Given instruction
Where the string "value" occurs in the material below, report the whole line.

Material supplied

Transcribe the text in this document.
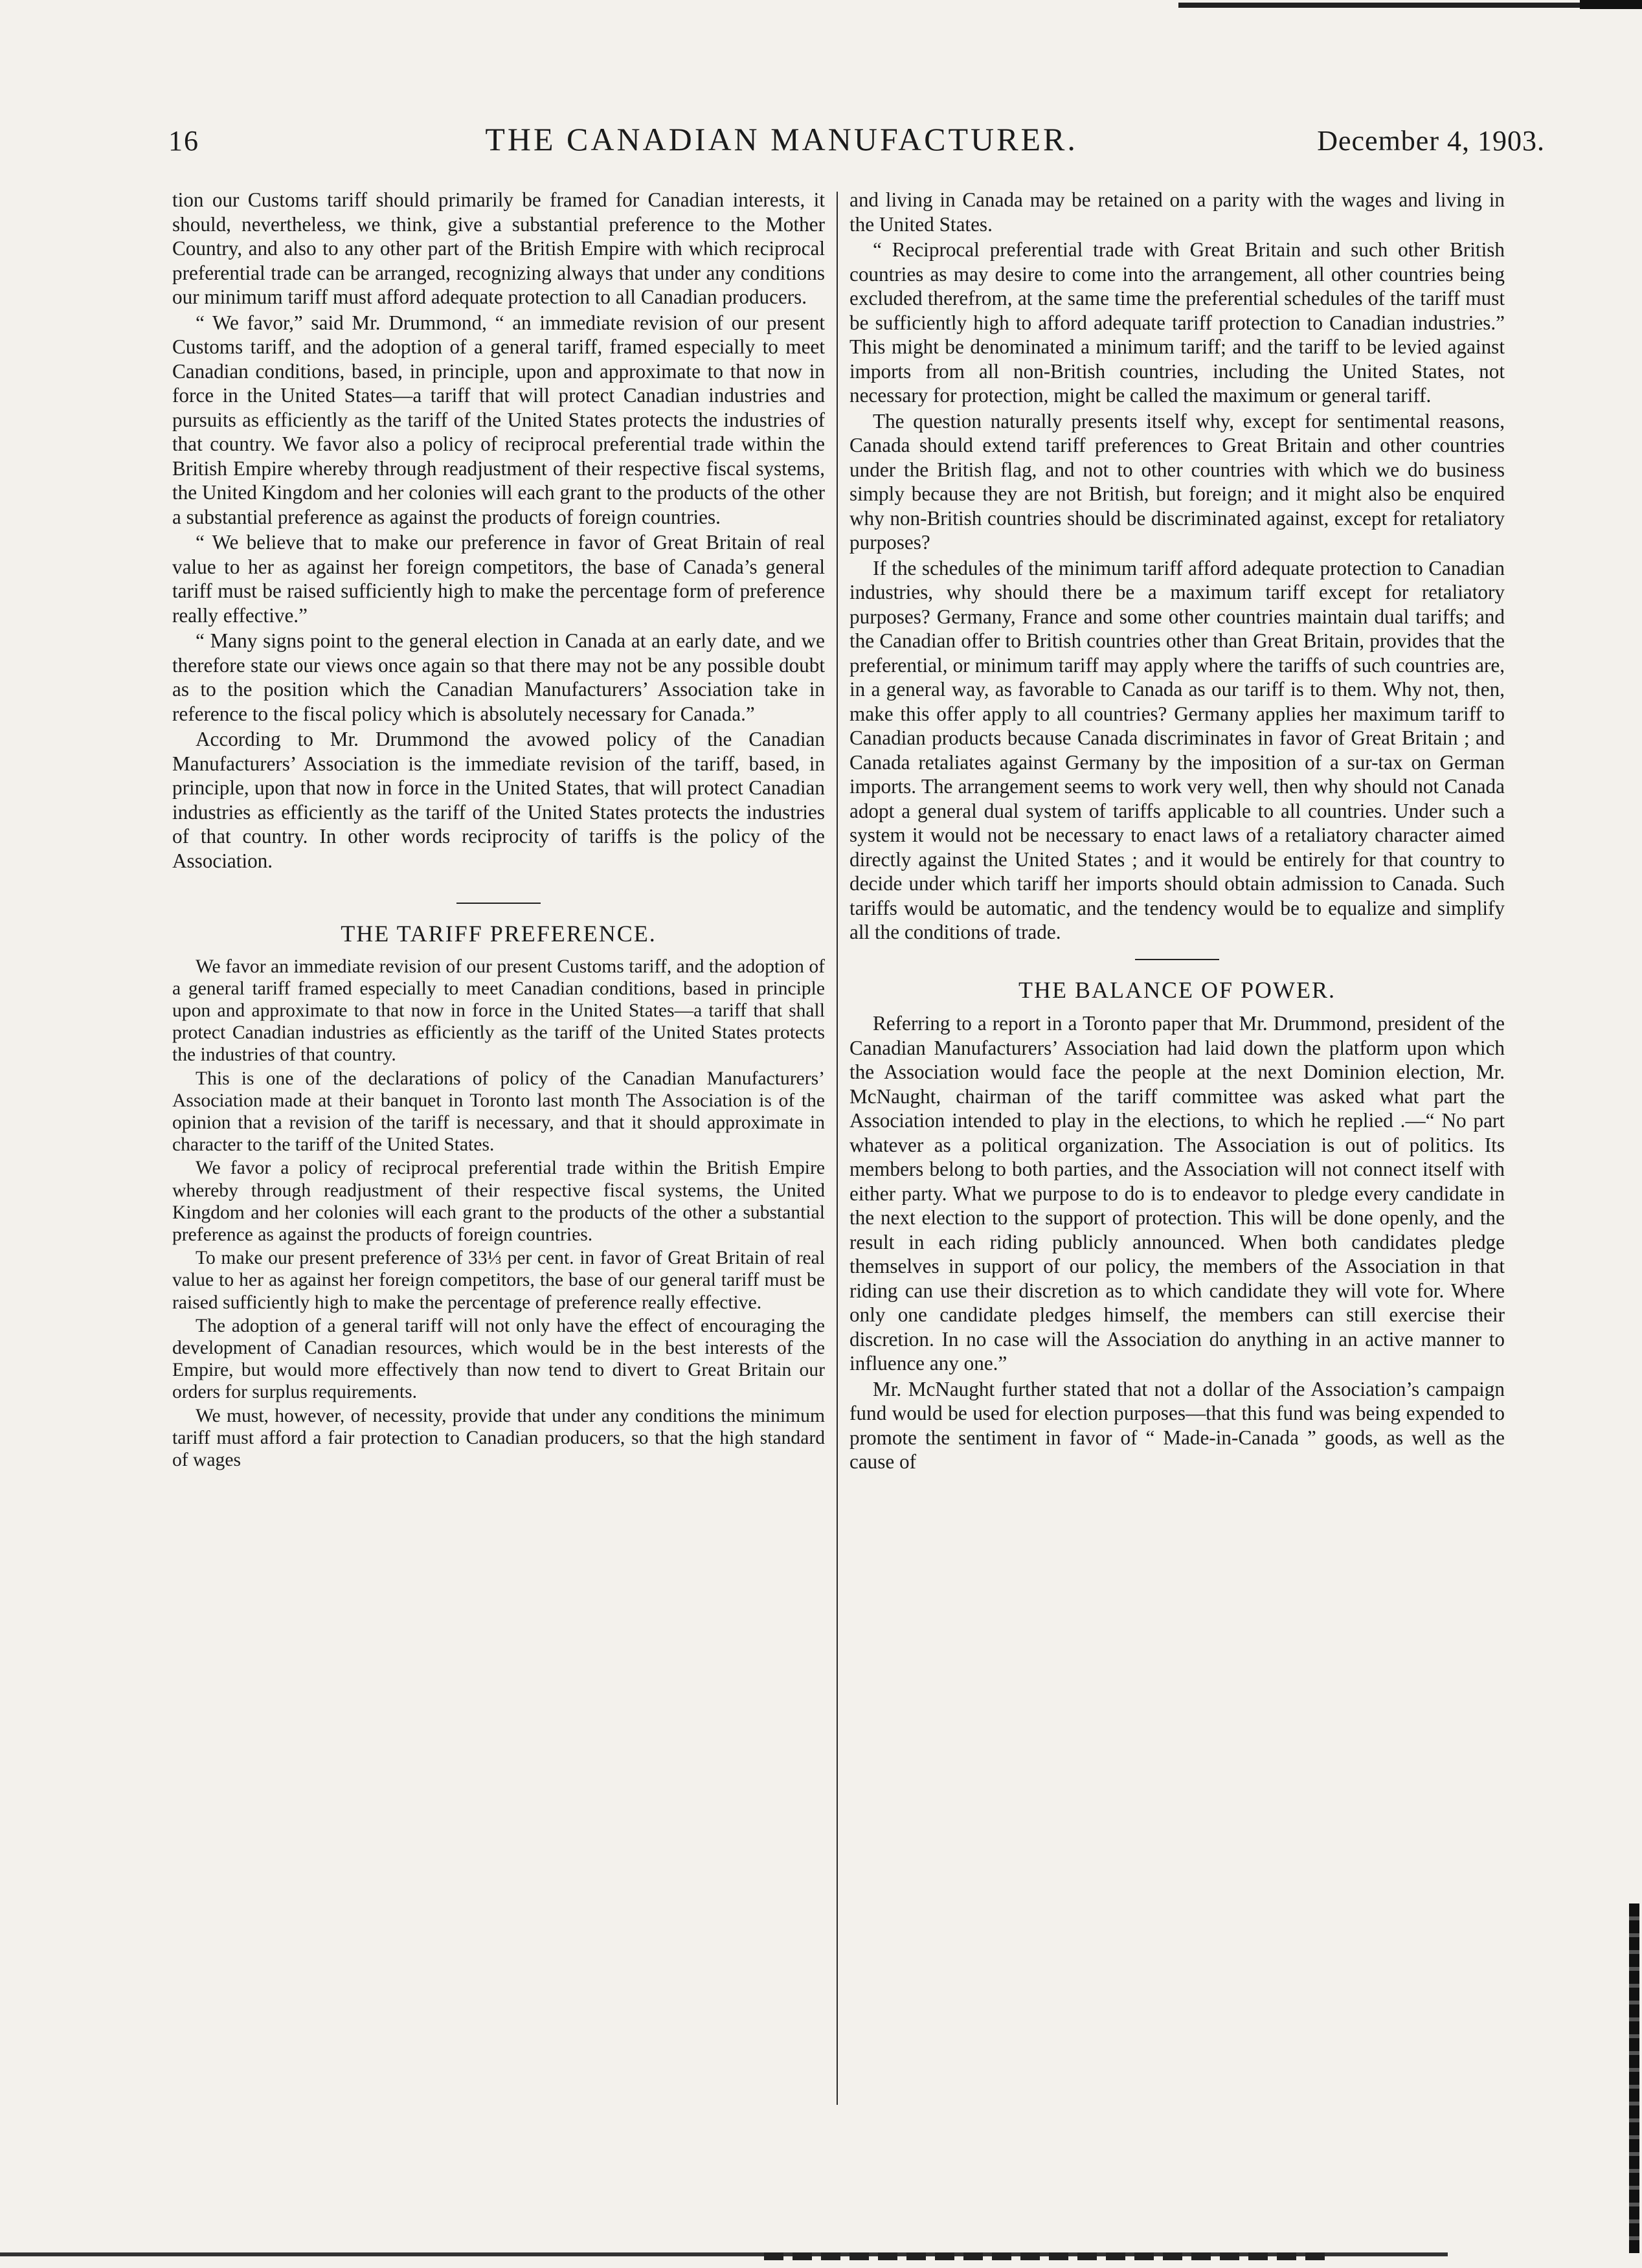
16	THE CANADIAN MANUFACTURER.	December 4, 1903.

tion our Customs tariff should primarily be framed for Canadian interests, it should, nevertheless, we think, give a substantial preference to the Mother Country, and also to any other part of the British Empire with which reciprocal preferential trade can be arranged, recognizing always that under any conditions our minimum tariff must afford adequate protection to all Canadian producers.

“ We favor,” said Mr. Drummond, “ an immediate revision of our present Customs tariff, and the adoption of a general tariff, framed especially to meet Canadian conditions, based, in principle, upon and approximate to that now in force in the United States—a tariff that will protect Canadian industries and pursuits as efficiently as the tariff of the United States protects the industries of that country. We favor also a policy of reciprocal preferential trade within the British Empire whereby through readjustment of their respective fiscal systems, the United Kingdom and her colonies will each grant to the products of the other a substantial preference as against the products of foreign countries.

“ We believe that to make our preference in favor of Great Britain of real value to her as against her foreign competitors, the base of Canada’s general tariff must be raised sufficiently high to make the percentage form of preference really effective.”

“ Many signs point to the general election in Canada at an early date, and we therefore state our views once again so that there may not be any possible doubt as to the position which the Canadian Manufacturers’ Association take in reference to the fiscal policy which is absolutely necessary for Canada.”

According to Mr. Drummond the avowed policy of the Canadian Manufacturers’ Association is the immediate revision of the tariff, based, in principle, upon that now in force in the United States, that will protect Canadian industries as efficiently as the tariff of the United States protects the industries of that country. In other words reciprocity of tariffs is the policy of the Association.

THE TARIFF PREFERENCE.

We favor an immediate revision of our present Customs tariff, and the adoption of a general tariff framed especially to meet Canadian conditions, based in principle upon and approximate to that now in force in the United States—a tariff that shall protect Canadian industries as efficiently as the tariff of the United States protects the industries of that country.

This is one of the declarations of policy of the Canadian Manufacturers’ Association made at their banquet in Toronto last month The Association is of the opinion that a revision of the tariff is necessary, and that it should approximate in character to the tariff of the United States.

We favor a policy of reciprocal preferential trade within the British Empire whereby through readjustment of their respective fiscal systems, the United Kingdom and her colonies will each grant to the products of the other a substantial preference as against the products of foreign countries.

To make our present preference of 33⅓ per cent. in favor of Great Britain of real value to her as against her foreign competitors, the base of our general tariff must be raised sufficiently high to make the percentage of preference really effective.

The adoption of a general tariff will not only have the effect of encouraging the development of Canadian resources, which would be in the best interests of the Empire, but would more effectively than now tend to divert to Great Britain our orders for surplus requirements.

We must, however, of necessity, provide that under any conditions the minimum tariff must afford a fair protection to Canadian producers, so that the high standard of wages

and living in Canada may be retained on a parity with the wages and living in the United States.

“ Reciprocal preferential trade with Great Britain and such other British countries as may desire to come into the arrangement, all other countries being excluded therefrom, at the same time the preferential schedules of the tariff must be sufficiently high to afford adequate tariff protection to Canadian industries.” This might be denominated a minimum tariff; and the tariff to be levied against imports from all non-British countries, including the United States, not necessary for protection, might be called the maximum or general tariff.

The question naturally presents itself why, except for sentimental reasons, Canada should extend tariff preferences to Great Britain and other countries under the British flag, and not to other countries with which we do business simply because they are not British, but foreign; and it might also be enquired why non-British countries should be discriminated against, except for retaliatory purposes?

If the schedules of the minimum tariff afford adequate protection to Canadian industries, why should there be a maximum tariff except for retaliatory purposes? Germany, France and some other countries maintain dual tariffs; and the Canadian offer to British countries other than Great Britain, provides that the preferential, or minimum tariff may apply where the tariffs of such countries are, in a general way, as favorable to Canada as our tariff is to them. Why not, then, make this offer apply to all countries? Germany applies her maximum tariff to Canadian products because Canada discriminates in favor of Great Britain ; and Canada retaliates against Germany by the imposition of a sur-tax on German imports. The arrangement seems to work very well, then why should not Canada adopt a general dual system of tariffs applicable to all countries. Under such a system it would not be necessary to enact laws of a retaliatory character aimed directly against the United States ; and it would be entirely for that country to decide under which tariff her imports should obtain admission to Canada. Such tariffs would be automatic, and the tendency would be to equalize and simplify all the conditions of trade.

THE BALANCE OF POWER.

Referring to a report in a Toronto paper that Mr. Drummond, president of the Canadian Manufacturers’ Association had laid down the platform upon which the Association would face the people at the next Dominion election, Mr. McNaught, chairman of the tariff committee was asked what part the Association intended to play in the elections, to which he replied .—“ No part whatever as a political organization. The Association is out of politics. Its members belong to both parties, and the Association will not connect itself with either party. What we purpose to do is to endeavor to pledge every candidate in the next election to the support of protection. This will be done openly, and the result in each riding publicly announced. When both candidates pledge themselves in support of our policy, the members of the Association in that riding can use their discretion as to which candidate they will vote for. Where only one candidate pledges himself, the members can still exercise their discretion. In no case will the Association do anything in an active manner to influence any one.”

Mr. McNaught further stated that not a dollar of the Association’s campaign fund would be used for election purposes—that this fund was being expended to promote the sentiment in favor of “ Made-in-Canada ” goods, as well as the cause of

Finished exercise
“ We believe that to make our preference in favor of Great Britain of real value to her as against her foreign competitors, the base of Canada’s general tariff must be raised sufficiently high to make the percentage form of preference really effective.”
To make our present preference of 33⅓ per cent. in favor of Great Britain of real value to her as against her foreign competitors, the base of our general tariff must be raised sufficiently high to make the percentage of preference really effective.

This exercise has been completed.